• _Data listing_:

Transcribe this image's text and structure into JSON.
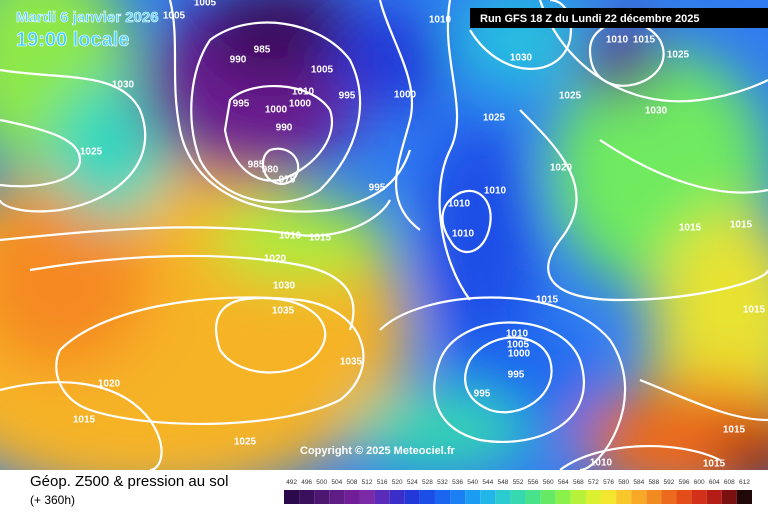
{
  "header": {
    "date": "Mardi 6 janvier 2026",
    "time": "19:00 locale",
    "run": "Run GFS 18 Z du Lundi 22 décembre 2025"
  },
  "copyright": "Copyright © 2025 Meteociel.fr",
  "footer": {
    "title": "Géop. Z500 & pression au sol",
    "lead": "(+ 360h)"
  },
  "isobar_labels": [
    "1005",
    "1005",
    "1010",
    "985",
    "990",
    "1005",
    "1010",
    "1000",
    "995",
    "1000",
    "995",
    "1000",
    "990",
    "985",
    "980",
    "975",
    "1030",
    "1025",
    "1030",
    "1010",
    "1015",
    "1025",
    "1025",
    "1025",
    "1030",
    "1020",
    "995",
    "1010",
    "1010",
    "1010",
    "1010",
    "1015",
    "1020",
    "1030",
    "1035",
    "1035",
    "1015",
    "1015",
    "1015",
    "1015",
    "1010",
    "1005",
    "1000",
    "995",
    "995",
    "1020",
    "1015",
    "1025",
    "1010",
    "1015",
    "1015"
  ],
  "scale": {
    "values": [
      492,
      496,
      500,
      504,
      508,
      512,
      516,
      520,
      524,
      528,
      532,
      536,
      540,
      544,
      548,
      552,
      556,
      560,
      564,
      568,
      572,
      576,
      580,
      584,
      588,
      592,
      596,
      600,
      604,
      608,
      612
    ],
    "colors": [
      "#2a0a4a",
      "#3a0f5c",
      "#4d1670",
      "#5e1c84",
      "#701f96",
      "#7b2aa8",
      "#5a2ab8",
      "#3b2ec8",
      "#2238d8",
      "#1a4ee6",
      "#1a66f0",
      "#1a80f4",
      "#1a9cf2",
      "#22b6e8",
      "#2ccbd2",
      "#36d8b0",
      "#48e28a",
      "#66ea66",
      "#8cf04a",
      "#b6f23a",
      "#dcf032",
      "#f4e62e",
      "#f8c82a",
      "#f6a826",
      "#f28a22",
      "#ec6a1e",
      "#e44c1a",
      "#d23018",
      "#b41c16",
      "#7a1010",
      "#200808"
    ]
  }
}
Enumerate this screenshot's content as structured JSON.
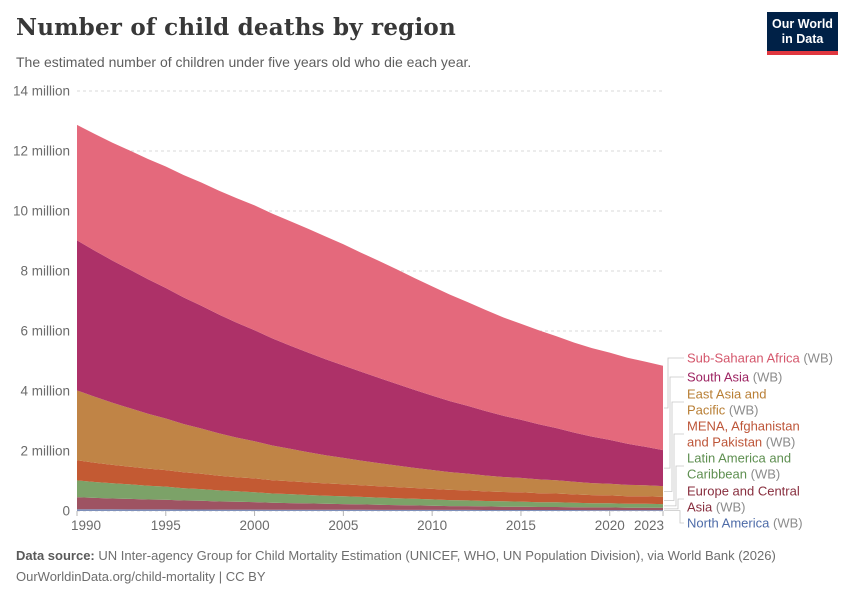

• _Do this_: Pick out all the lines with the word "JSON" in them and copy them.

• _Answer_:
Transcribe this image's text and structure into JSON.
Enumerate this screenshot's content as structured JSON.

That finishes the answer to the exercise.